Quando um morador de Rivera, cidade fronteiriça uruguaia, for ao mercado local esta semana, verá que o preço de um tubo de pasta de dente de 180 gramas é de 243 pesos (US$ 6,20).
Mas se ele for a um mercado brasileiro próximo — algo para o qual basta atravessar a rua, porque a cidade continua sem barreiras com o nome de Sant’Ana do Livramento no Brasil —, essa mesma pasta de dente, produzida em São Paulo, custará R$ 6,99 (US$ 1,28).
A pasta de dente é apenas um exemplo de que o Uruguai é um país caro, comparado aos seus vizinhos.
O importador traz um produto para o país por um preço, mas quando chega ao público, seu preço médio quase triplica, segundo pesquisa realizada pelo Centro de Estudos para o Desenvolvimento (CED) a pedido do Banco Central do Uruguai e publicada em fevereiro.
Mais acentuada é a diferença de um sabonete ou de um desodorante, cujos preços numa loja ou mercado chegam a ser seis vezes maiores do que o valor com o qual entrou no país.
Com base em dados reunidos pelo Banco Mundial, o CED comparou os preços de cerca de 600 produtos no Uruguai com os de outros 43 países ao longo do tempo.
A pesquisa apontou que os preços eram em média 27% mais caros no país sul-americano.
Além disso, países europeus desenvolvidos como França, Alemanha ou Reino Unido apresentaram preços inferiores aos pagos em Rivera ou Montevidéu.
Apenas nove países — Japão, Finlândia, Israel, Irlanda, Suécia, Dinamarca, Suíça, Noruega e Islândia — revelaram-se mais caros.
Em comparação com outros lugares da América Latina, os produtos no Uruguai custam mais que o dobro dos da Bolívia, 80% mais que no México e 20% mais que os vizinhos Brasil e Argentina — parceiros no Mercosul e de onde chega boa parte das importações sem tarifas.

INSTRUÇÕES DA TAREFA
Responda às perguntas com base no texto acima sobre os preços no Uruguai.
(a) Qual é o preço, em Rivera, de um tubo de pasta de dente de 180 gramas?
(b) Com quantos outros países o CED comparou os preços de produtos do Uruguai?
(c) Quanto mais caros são os produtos no Uruguai em comparação com os do México?

ENTRADAS APRESENTADAS
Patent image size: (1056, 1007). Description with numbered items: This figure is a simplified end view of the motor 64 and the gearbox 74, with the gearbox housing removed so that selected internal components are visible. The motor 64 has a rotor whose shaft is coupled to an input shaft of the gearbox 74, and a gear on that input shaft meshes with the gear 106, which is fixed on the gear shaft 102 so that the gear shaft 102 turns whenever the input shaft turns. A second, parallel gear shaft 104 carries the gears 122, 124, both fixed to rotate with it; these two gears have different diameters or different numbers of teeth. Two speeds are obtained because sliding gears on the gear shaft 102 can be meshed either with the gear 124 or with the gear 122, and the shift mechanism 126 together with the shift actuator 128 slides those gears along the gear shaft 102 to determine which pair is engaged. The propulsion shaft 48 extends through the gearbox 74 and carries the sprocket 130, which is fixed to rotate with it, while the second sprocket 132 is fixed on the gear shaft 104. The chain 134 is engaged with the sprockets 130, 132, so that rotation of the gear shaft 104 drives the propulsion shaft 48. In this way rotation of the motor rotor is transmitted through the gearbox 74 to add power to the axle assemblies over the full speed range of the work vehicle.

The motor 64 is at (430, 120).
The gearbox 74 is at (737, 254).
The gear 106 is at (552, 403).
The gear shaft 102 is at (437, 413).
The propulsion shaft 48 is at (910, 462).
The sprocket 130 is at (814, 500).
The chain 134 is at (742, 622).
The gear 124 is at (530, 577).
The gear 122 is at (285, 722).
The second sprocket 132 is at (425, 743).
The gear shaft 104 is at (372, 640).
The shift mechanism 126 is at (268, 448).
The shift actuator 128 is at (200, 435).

RESPOSTA DO EXERCÍCIO
(a) O tubo custa 243 pesos (US$ 6,20).
(b) O CED fez a comparação com outros 43 países.
(c) No Uruguai, os produtos custam 80% mais que no México.